## Start

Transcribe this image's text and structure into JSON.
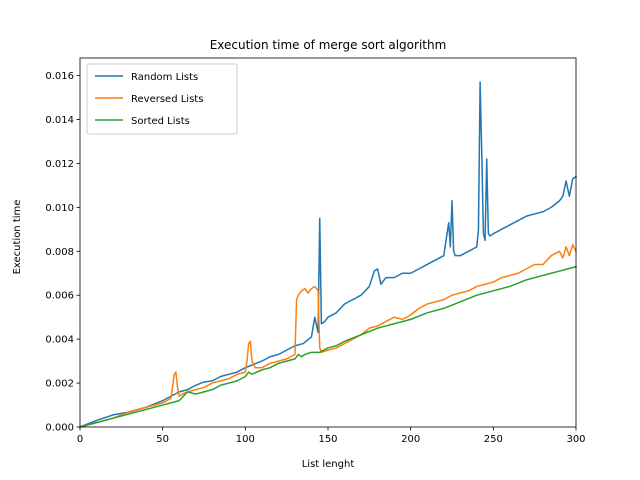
{
  "chart_data": {
    "type": "line",
    "title": "Execution time of merge sort algorithm",
    "xlabel": "List lenght",
    "ylabel": "Execution time",
    "xlim": [
      0,
      300
    ],
    "ylim": [
      0,
      0.0168
    ],
    "xticks": [
      0,
      50,
      100,
      150,
      200,
      250,
      300
    ],
    "xtick_labels": [
      "0",
      "50",
      "100",
      "150",
      "200",
      "250",
      "300"
    ],
    "yticks": [
      0,
      0.002,
      0.004,
      0.006,
      0.008,
      0.01,
      0.012,
      0.014,
      0.016
    ],
    "ytick_labels": [
      "0.000",
      "0.002",
      "0.004",
      "0.006",
      "0.008",
      "0.010",
      "0.012",
      "0.014",
      "0.016"
    ],
    "grid": false,
    "legend_position": "top-left",
    "series": [
      {
        "name": "Random Lists",
        "color": "#1f77b4",
        "x": [
          0,
          10,
          20,
          25,
          30,
          40,
          50,
          55,
          60,
          65,
          70,
          75,
          80,
          85,
          90,
          95,
          100,
          105,
          110,
          115,
          120,
          125,
          130,
          135,
          140,
          142,
          144,
          145,
          146,
          148,
          150,
          155,
          160,
          165,
          170,
          175,
          178,
          180,
          182,
          185,
          190,
          195,
          200,
          205,
          210,
          215,
          220,
          223,
          224,
          225,
          226,
          227,
          230,
          235,
          240,
          241,
          242,
          243,
          244,
          245,
          246,
          247,
          248,
          250,
          255,
          260,
          265,
          270,
          275,
          280,
          285,
          290,
          292,
          294,
          296,
          298,
          300
        ],
        "values": [
          0,
          0.0003,
          0.00055,
          0.00062,
          0.00068,
          0.0009,
          0.0012,
          0.0014,
          0.0016,
          0.0017,
          0.0019,
          0.00205,
          0.0021,
          0.0023,
          0.0024,
          0.0025,
          0.0027,
          0.00285,
          0.003,
          0.0032,
          0.0033,
          0.0035,
          0.0037,
          0.0038,
          0.0041,
          0.005,
          0.0043,
          0.0095,
          0.0047,
          0.0048,
          0.005,
          0.0052,
          0.0056,
          0.0058,
          0.006,
          0.0064,
          0.0071,
          0.0072,
          0.0065,
          0.0068,
          0.0068,
          0.007,
          0.007,
          0.0072,
          0.0074,
          0.0076,
          0.0078,
          0.0093,
          0.0082,
          0.0103,
          0.008,
          0.0078,
          0.0078,
          0.008,
          0.0082,
          0.009,
          0.0157,
          0.0125,
          0.0088,
          0.0085,
          0.0122,
          0.0088,
          0.0087,
          0.0088,
          0.009,
          0.0092,
          0.0094,
          0.0096,
          0.0097,
          0.0098,
          0.01,
          0.0103,
          0.0105,
          0.0112,
          0.0105,
          0.0113,
          0.0114
        ]
      },
      {
        "name": "Reversed Lists",
        "color": "#ff7f0e",
        "x": [
          0,
          10,
          20,
          30,
          40,
          50,
          55,
          57,
          58,
          59,
          60,
          62,
          65,
          70,
          75,
          80,
          85,
          90,
          95,
          100,
          101,
          102,
          103,
          104,
          106,
          110,
          115,
          120,
          125,
          130,
          131,
          132,
          133,
          134,
          136,
          138,
          140,
          142,
          144,
          145,
          146,
          150,
          155,
          160,
          170,
          175,
          180,
          185,
          190,
          195,
          200,
          205,
          210,
          215,
          220,
          225,
          230,
          235,
          240,
          245,
          250,
          255,
          260,
          265,
          270,
          275,
          280,
          285,
          290,
          292,
          294,
          296,
          298,
          300
        ],
        "values": [
          0,
          0.0002,
          0.0004,
          0.0007,
          0.0009,
          0.0011,
          0.0013,
          0.0024,
          0.0025,
          0.0018,
          0.0014,
          0.0015,
          0.0016,
          0.0017,
          0.0018,
          0.002,
          0.0021,
          0.0022,
          0.0024,
          0.0025,
          0.003,
          0.0038,
          0.0039,
          0.003,
          0.0027,
          0.0027,
          0.0029,
          0.003,
          0.0031,
          0.0033,
          0.0058,
          0.006,
          0.0061,
          0.0062,
          0.0063,
          0.0061,
          0.0063,
          0.0064,
          0.0062,
          0.0036,
          0.0034,
          0.0035,
          0.0036,
          0.0038,
          0.0042,
          0.0045,
          0.0046,
          0.0048,
          0.005,
          0.0049,
          0.0051,
          0.0054,
          0.0056,
          0.0057,
          0.0058,
          0.006,
          0.0061,
          0.0062,
          0.0064,
          0.0065,
          0.0066,
          0.0068,
          0.0069,
          0.007,
          0.0072,
          0.0074,
          0.0074,
          0.0078,
          0.008,
          0.0077,
          0.0082,
          0.0078,
          0.0083,
          0.008
        ]
      },
      {
        "name": "Sorted Lists",
        "color": "#2ca02c",
        "x": [
          0,
          10,
          20,
          30,
          40,
          50,
          60,
          65,
          70,
          75,
          80,
          85,
          90,
          95,
          100,
          102,
          104,
          110,
          115,
          120,
          125,
          130,
          132,
          134,
          136,
          140,
          145,
          150,
          155,
          160,
          170,
          180,
          190,
          200,
          210,
          220,
          230,
          240,
          250,
          260,
          270,
          280,
          285,
          290,
          295,
          300
        ],
        "values": [
          0,
          0.0002,
          0.0004,
          0.0006,
          0.0008,
          0.001,
          0.0012,
          0.0016,
          0.0015,
          0.0016,
          0.0017,
          0.0019,
          0.002,
          0.0021,
          0.0023,
          0.0025,
          0.0024,
          0.0026,
          0.0027,
          0.0029,
          0.003,
          0.0031,
          0.0033,
          0.0032,
          0.0033,
          0.0034,
          0.0034,
          0.0036,
          0.0037,
          0.0039,
          0.0042,
          0.0045,
          0.0047,
          0.0049,
          0.0052,
          0.0054,
          0.0057,
          0.006,
          0.0062,
          0.0064,
          0.0067,
          0.0069,
          0.007,
          0.0071,
          0.0072,
          0.0073
        ]
      }
    ]
  }
}
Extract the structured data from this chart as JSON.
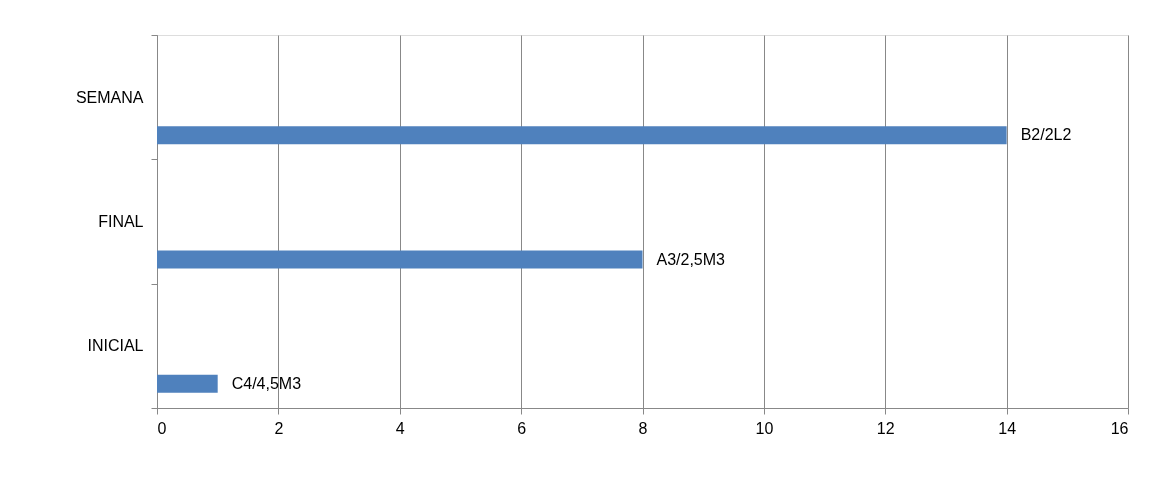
{
  "chart_data": {
    "type": "bar",
    "orientation": "horizontal",
    "categories": [
      "SEMANA",
      "FINAL",
      "INICIAL"
    ],
    "series": [
      {
        "color": "#4f81bd",
        "values": [
          14,
          8,
          1
        ],
        "value_labels": [
          "B2/2L2",
          "A3/2,5M3",
          "C4/4,5M3"
        ]
      }
    ],
    "xlim": [
      0,
      16
    ],
    "xticks": [
      0,
      2,
      4,
      6,
      8,
      10,
      12,
      14,
      16
    ],
    "grid": "x"
  }
}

## End

• TO BE DONE
Give the count of lines that hold the word "this", with nothing added.

• SOLUTION TO THE PROBLEM
2